**PROBLEM:**
Copy the lines of the listing below word for word, starting with the line that contains "panel-c-colorbar-label: −15 (1664, 1668, 1723, 1701)" and continuing through the line that contains "panel-a-ytick-label: 70 (108, 531, 140, 560)".

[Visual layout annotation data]
>>>

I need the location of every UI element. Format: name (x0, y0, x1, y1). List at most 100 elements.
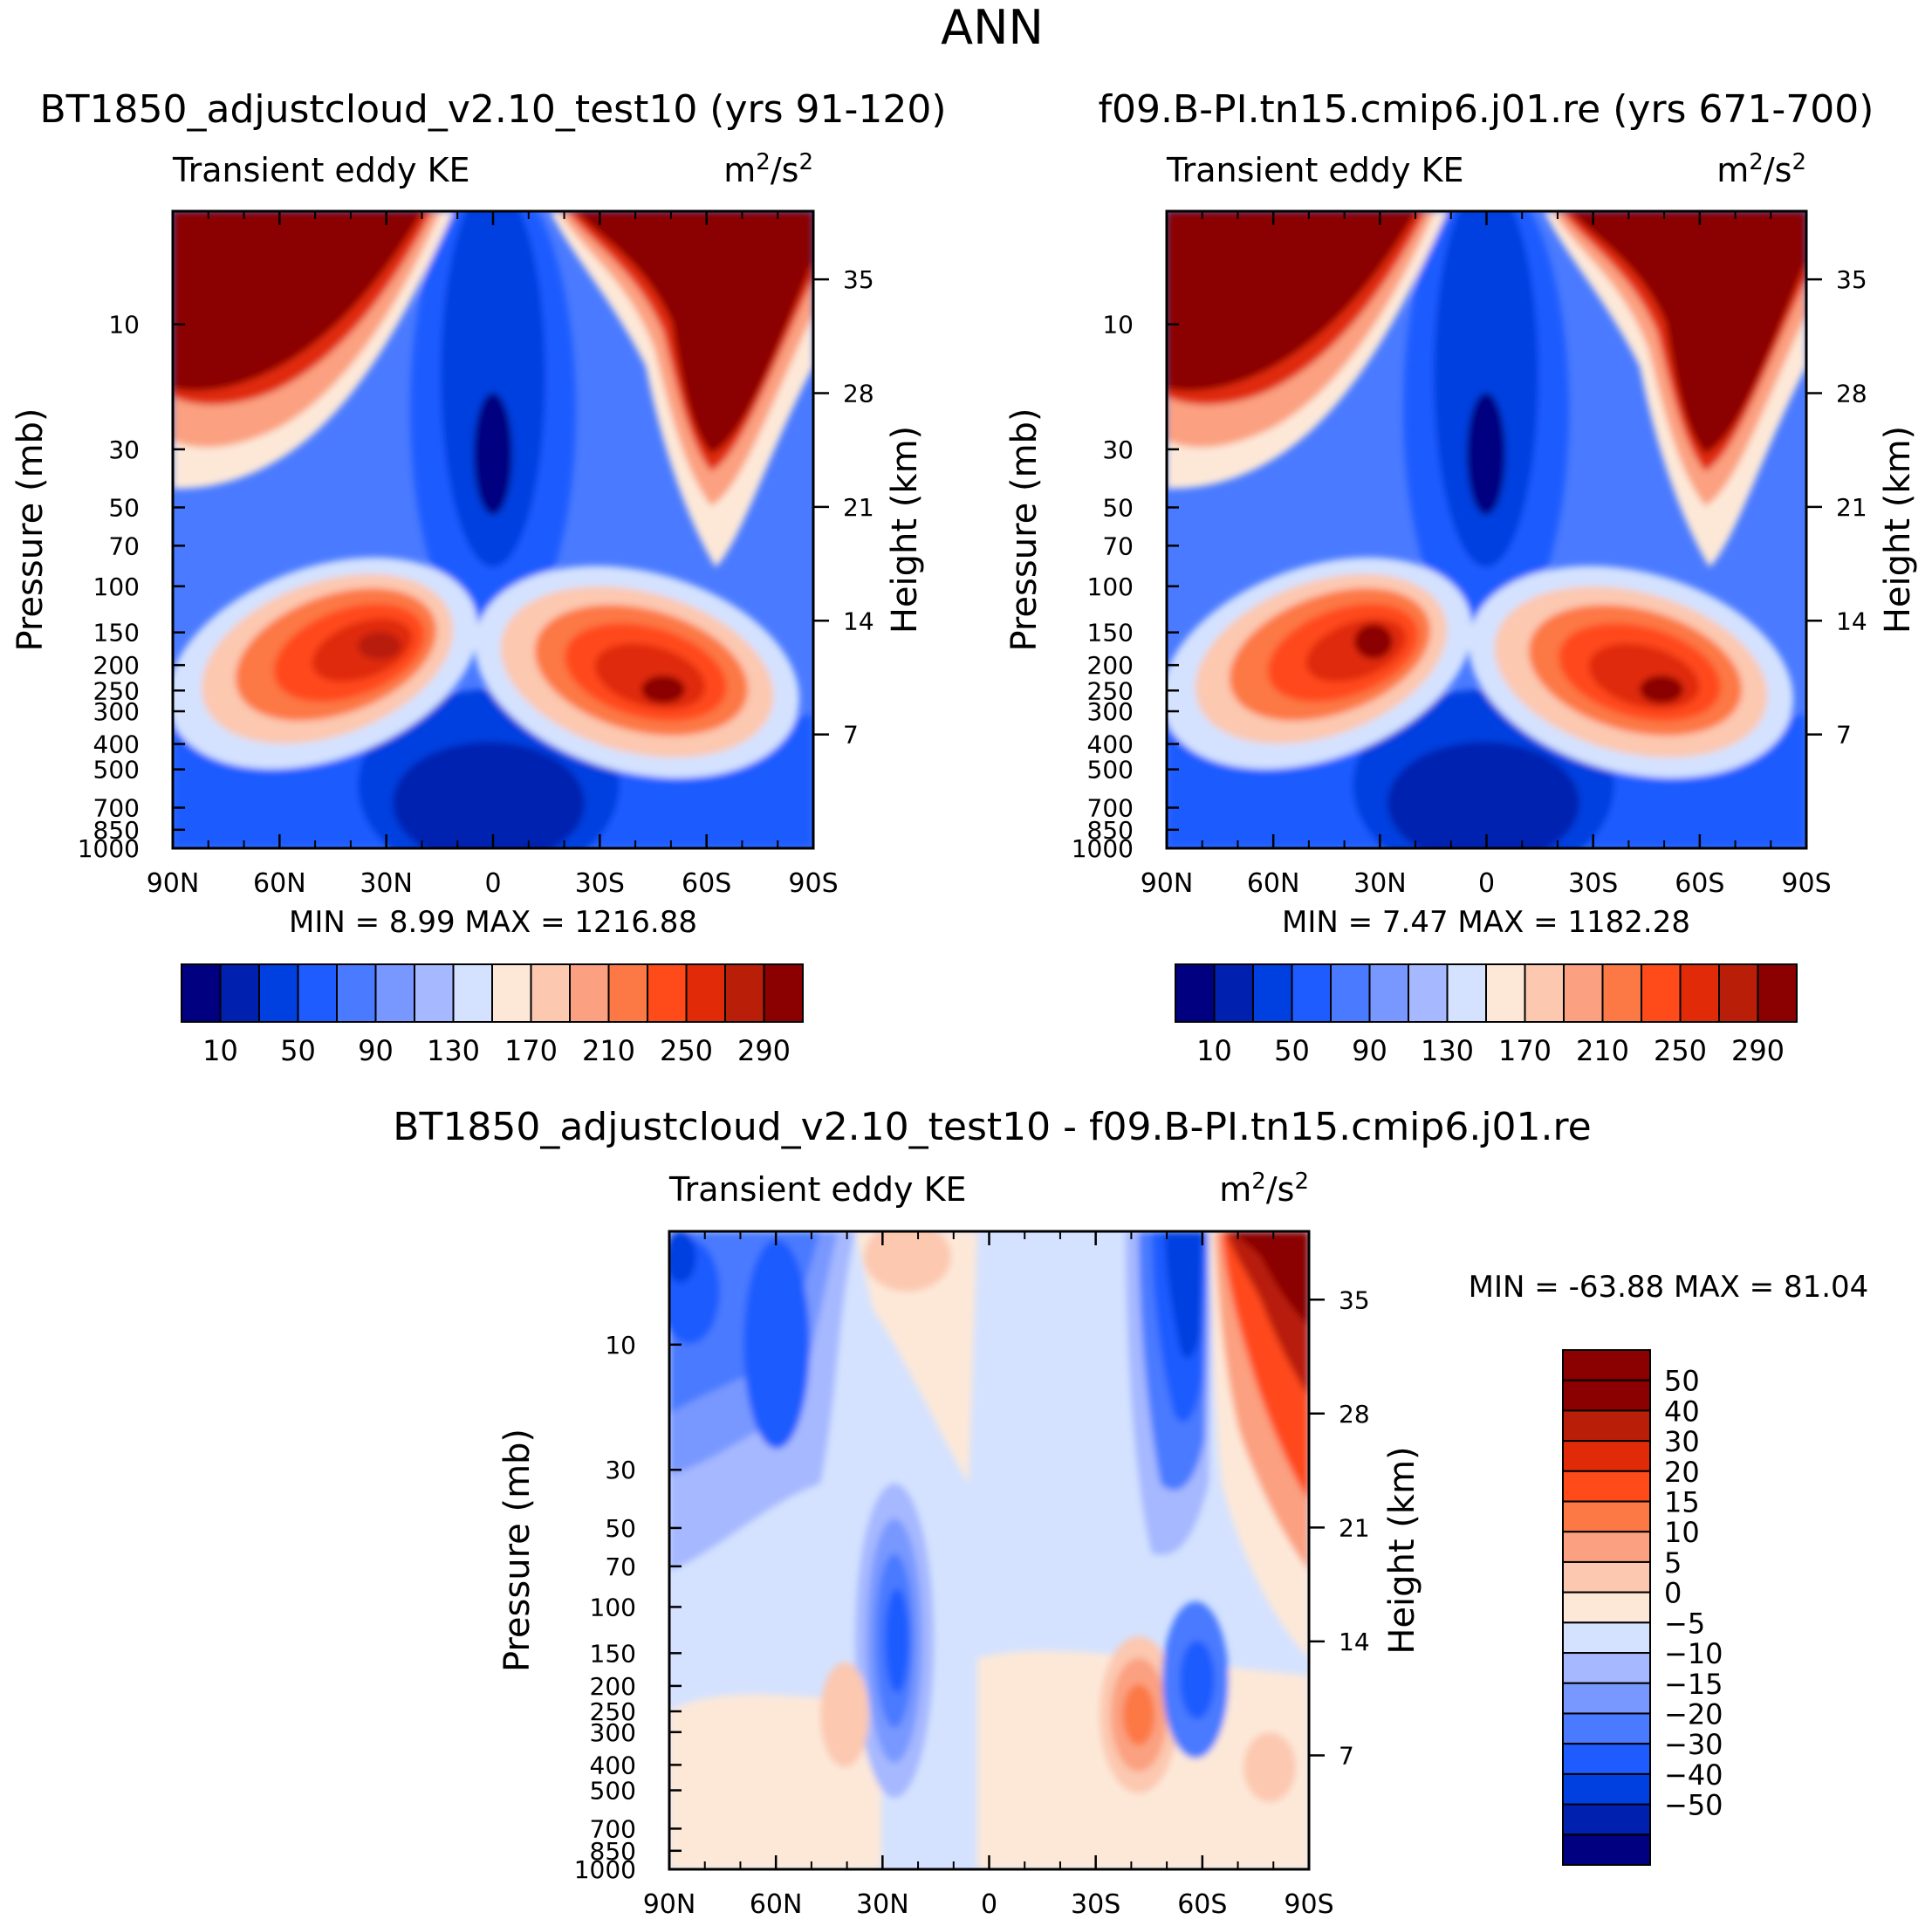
panel-c-colorbar-label: −15 (1664, 1668, 1723, 1701)
panel-b-ytick-right-label: 7 (1836, 721, 1852, 750)
panel-b-contour-field (1167, 211, 1806, 848)
panel-c-colorbar-box (1562, 1349, 1651, 1381)
panel-c-ytick-right-label: 21 (1339, 1513, 1370, 1542)
panel-a-colorbar-box (491, 963, 532, 1023)
panel-a-ytick-label: 10 (108, 311, 140, 339)
panel-b-xtick-label: 30N (1353, 868, 1407, 899)
panel-c-colorbar-box (1562, 1743, 1651, 1775)
panel-c-colorbar-label: 50 (1664, 1365, 1700, 1398)
panel-b-colorbar-label: 170 (1498, 1034, 1552, 1067)
panel-c-xtick-label: 90N (643, 1889, 696, 1920)
panel-a-colorbar-box (414, 963, 455, 1023)
panel-a-colorbar-box (336, 963, 377, 1023)
panel-a-ytick-label: 150 (93, 619, 140, 648)
panel-a-ytick-label: 100 (93, 572, 140, 601)
panel-a-colorbar-box (452, 963, 493, 1023)
panel-b-colorbar-label: 50 (1274, 1034, 1310, 1067)
panel-c-colorbar-box (1562, 1379, 1651, 1412)
panel-a-title: BT1850_adjustcloud_v2.10_test10 (yrs 91-… (39, 87, 946, 132)
panel-a-ytick-label: 70 (108, 531, 140, 560)
panel-b-colorbar-box (1485, 963, 1526, 1023)
panel-b-colorbar-box (1446, 963, 1487, 1023)
panel-a-colorbar-label: 170 (504, 1034, 558, 1067)
panel-c-colorbar-box (1562, 1803, 1651, 1836)
panel-b-colorbar-box (1291, 963, 1332, 1023)
panel-c-ytick-label: 1000 (574, 1855, 636, 1884)
panel-b-ytick-right-label: 14 (1836, 607, 1867, 635)
panel-a-xtick-label: 30S (575, 868, 625, 899)
panel-c-colorbar-label: 20 (1664, 1456, 1700, 1489)
panel-b-ytick-label: 250 (1087, 676, 1134, 705)
panel-a-colorbar-box (607, 963, 648, 1023)
panel-a-colorbar-box (569, 963, 610, 1023)
panel-c-minmax: MIN = -63.88 MAX = 81.04 (1469, 1270, 1869, 1305)
panel-a-xtick-label: 30N (360, 868, 413, 899)
panel-c-colorbar-label: 15 (1664, 1486, 1700, 1519)
panel-c-ytick-label: 100 (590, 1593, 636, 1621)
panel-b-colorbar-box (1679, 963, 1720, 1023)
panel-c-ytick-label: 400 (590, 1751, 636, 1779)
panel-b-ytick-label: 1000 (1072, 834, 1134, 863)
panel-c-colorbar-label: −10 (1664, 1637, 1723, 1670)
panel-b-colorbar-box (1524, 963, 1565, 1023)
panel-c-colorbar-label: −40 (1664, 1758, 1723, 1792)
panel-c-ytick-right-label: 14 (1339, 1628, 1370, 1656)
panel-c-colorbar-label: 40 (1664, 1395, 1700, 1428)
panel-b-ytick-label: 150 (1087, 619, 1134, 648)
panel-b-units: m2/s2 (1716, 149, 1806, 189)
panel-a-ytick-label: 50 (108, 493, 140, 522)
panel-a-colorbar-box (763, 963, 804, 1023)
panel-b-minmax: MIN = 7.47 MAX = 1182.28 (1282, 905, 1690, 940)
panel-c-colorbar-box (1562, 1560, 1651, 1594)
panel-c-xtick-label: 0 (981, 1889, 997, 1920)
panel-a-colorbar-box (724, 963, 765, 1023)
panel-c-ytick-label: 70 (605, 1552, 636, 1581)
panel-a-colorbar-box (181, 963, 222, 1023)
panel-b-xtick-label: 60N (1247, 868, 1300, 899)
panel-b-xtick-label: 0 (1478, 868, 1495, 899)
panel-c-colorbar-box (1562, 1440, 1651, 1472)
panel-b-ytick-label: 200 (1087, 651, 1134, 680)
panel-b-variable: Transient eddy KE (1166, 151, 1464, 189)
panel-b-ytick-label: 100 (1087, 572, 1134, 601)
panel-c-ytick-label: 10 (605, 1331, 636, 1360)
panel-b-ylabel: Pressure (mb) (1004, 408, 1045, 651)
panel-c-ytick-label: 50 (605, 1514, 636, 1543)
panel-a-colorbar-label: 90 (358, 1034, 394, 1067)
panel-c-ytick-label: 200 (590, 1672, 636, 1701)
panel-a-contour-field (173, 211, 813, 848)
panel-c-ylabel: Pressure (mb) (497, 1429, 538, 1672)
panel-c-ytick-label: 250 (590, 1697, 636, 1726)
panel-b-colorbar-label: 130 (1421, 1034, 1474, 1067)
panel-b-colorbar-label: 250 (1654, 1034, 1707, 1067)
panel-a-ytick-label: 30 (108, 435, 140, 464)
panel-c-ytick-label: 700 (590, 1814, 636, 1843)
panel-b-xtick-label: 90N (1141, 868, 1194, 899)
panel-a-minmax: MIN = 8.99 MAX = 1216.88 (289, 905, 697, 940)
panel-b-colorbar-box (1641, 963, 1682, 1023)
panel-b-ytick-right-label: 21 (1836, 493, 1867, 522)
panel-b-colorbar-box (1601, 963, 1642, 1023)
panel-b-colorbar-label: 90 (1352, 1034, 1387, 1067)
panel-b-colorbar-box (1563, 963, 1604, 1023)
panel-b-ytick-label: 50 (1102, 493, 1134, 522)
panel-a-ylabel-right: Height (km) (885, 426, 925, 634)
panel-c-colorbar-box (1562, 1500, 1651, 1533)
panel-b-colorbar-box (1718, 963, 1759, 1023)
panel-c-ytick-label: 300 (590, 1718, 636, 1747)
panel-c-units: m2/s2 (1219, 1169, 1309, 1209)
panel-a-colorbar-label: 130 (427, 1034, 480, 1067)
panel-b-colorbar-label: 210 (1576, 1034, 1629, 1067)
panel-c-colorbar-box (1562, 1682, 1651, 1715)
panel-a-colorbar-box (374, 963, 415, 1023)
panel-b-ytick-label: 850 (1087, 816, 1134, 845)
panel-a-colorbar-label: 250 (660, 1034, 713, 1067)
panel-b-ytick-right-label: 35 (1836, 265, 1867, 294)
panel-c-colorbar-label: 10 (1664, 1516, 1700, 1549)
panel-c-colorbar-label: −20 (1664, 1697, 1723, 1731)
panel-c-colorbar-box (1562, 1712, 1651, 1745)
panel-c-ytick-right-label: 7 (1339, 1741, 1354, 1770)
panel-a-xtick-label: 60S (682, 868, 731, 899)
panel-b-ylabel-right: Height (km) (1878, 426, 1918, 634)
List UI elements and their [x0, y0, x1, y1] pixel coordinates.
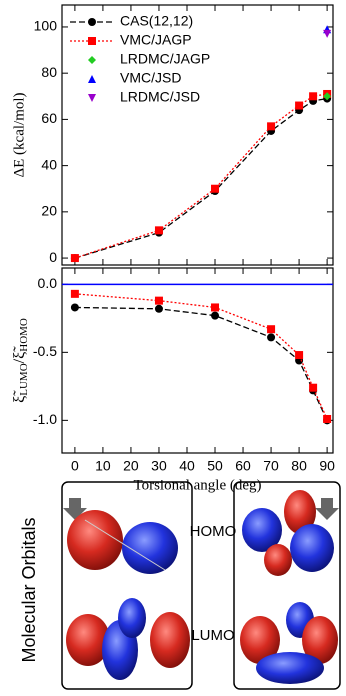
y-tick-label: 60: [41, 110, 57, 126]
marker: [211, 184, 220, 193]
x-tick-label: 70: [263, 458, 279, 474]
marker: [88, 94, 96, 102]
x-tick-label: 10: [95, 458, 111, 474]
x-tick-label: 80: [291, 458, 307, 474]
y-axis-label-part: HOMO: [18, 318, 30, 352]
series-line: [74, 93, 328, 259]
marker: [88, 56, 96, 64]
marker: [154, 296, 163, 305]
x-tick-label: 50: [207, 458, 223, 474]
legend-label: LRDMC/JSD: [120, 89, 200, 105]
marker: [211, 311, 220, 320]
marker: [295, 101, 304, 110]
orbital-label: HOMO: [190, 523, 237, 540]
y-tick-label: 0.0: [38, 275, 58, 291]
marker: [323, 414, 332, 423]
plot-frame: [61, 4, 334, 266]
series-line: [74, 306, 328, 421]
marker: [211, 303, 220, 312]
marker: [323, 92, 332, 101]
y-axis-label-part: LUMO: [18, 363, 30, 395]
orbitals-title: Molecular Orbitals: [19, 517, 39, 662]
x-tick-label: 30: [151, 458, 167, 474]
legend-label: LRDMC/JAGP: [120, 51, 210, 67]
marker: [295, 351, 304, 360]
orbital-image: [66, 510, 190, 680]
y-tick-label: 100: [34, 18, 58, 34]
y-tick-label: -1.0: [33, 411, 57, 427]
y-tick-label: 80: [41, 64, 57, 80]
marker: [323, 29, 332, 38]
orbital-label: LUMO: [191, 627, 234, 644]
marker: [154, 304, 163, 313]
marker: [70, 254, 79, 263]
legend-label: VMC/JAGP: [120, 32, 192, 48]
marker: [154, 226, 163, 235]
arrow: [315, 498, 339, 520]
marker: [267, 333, 276, 342]
series-line: [74, 97, 328, 259]
marker: [70, 289, 79, 298]
marker: [70, 303, 79, 312]
series-line: [74, 293, 328, 420]
y-axis-label: ΔE (kcal/mol): [11, 92, 27, 177]
orbital-box: [233, 481, 341, 690]
x-tick-label: 60: [235, 458, 251, 474]
marker: [309, 383, 318, 392]
x-tick-label: 90: [319, 458, 335, 474]
marker: [309, 92, 318, 101]
y-tick-label: 20: [41, 203, 57, 219]
x-tick-label: 0: [71, 458, 79, 474]
legend-label: VMC/JSD: [120, 70, 181, 86]
x-tick-label: 40: [179, 458, 195, 474]
y-axis-label: ξ̃LUMO/ξ̃HOMO: [11, 318, 30, 403]
y-axis-label-part: /: [11, 358, 28, 363]
x-axis-label: Torsional angle (deg): [133, 477, 261, 493]
marker: [267, 325, 276, 334]
y-tick-label: 0: [49, 249, 57, 265]
marker: [88, 37, 96, 45]
x-tick-label: 20: [123, 458, 139, 474]
marker: [267, 122, 276, 131]
orbital-box: [61, 481, 193, 690]
y-tick-label: 40: [41, 156, 57, 172]
orbital-image: [240, 490, 338, 684]
marker: [88, 75, 96, 83]
legend-label: CAS(12,12): [120, 13, 193, 29]
arrow: [63, 498, 87, 520]
plot-frame: [61, 267, 334, 454]
y-tick-label: -0.5: [33, 343, 57, 359]
marker: [88, 18, 96, 26]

<<<

**RESULT FOR THIS TASK:**
panel-c-colorbar-label: −15 (1664, 1668, 1723, 1701)
panel-b-ytick-right-label: 7 (1836, 721, 1852, 750)
panel-b-contour-field (1167, 211, 1806, 848)
panel-c-colorbar-box (1562, 1349, 1651, 1381)
panel-c-ytick-right-label: 21 (1339, 1513, 1370, 1542)
panel-a-colorbar-box (491, 963, 532, 1023)
panel-a-ytick-label: 10 (108, 311, 140, 339)
panel-b-xtick-label: 30N (1353, 868, 1407, 899)
panel-c-colorbar-box (1562, 1743, 1651, 1775)
panel-c-colorbar-label: 50 (1664, 1365, 1700, 1398)
panel-b-colorbar-label: 170 (1498, 1034, 1552, 1067)
panel-c-xtick-label: 90N (643, 1889, 696, 1920)
panel-a-colorbar-box (414, 963, 455, 1023)
panel-a-colorbar-box (336, 963, 377, 1023)
panel-a-ytick-label: 150 (93, 619, 140, 648)
panel-a-ytick-label: 100 (93, 572, 140, 601)
panel-a-colorbar-box (452, 963, 493, 1023)
panel-b-colorbar-label: 50 (1274, 1034, 1310, 1067)
panel-c-colorbar-box (1562, 1379, 1651, 1412)
panel-a-title: BT1850_adjustcloud_v2.10_test10 (yrs 91-… (39, 87, 946, 132)
panel-a-ytick-label: 70 (108, 531, 140, 560)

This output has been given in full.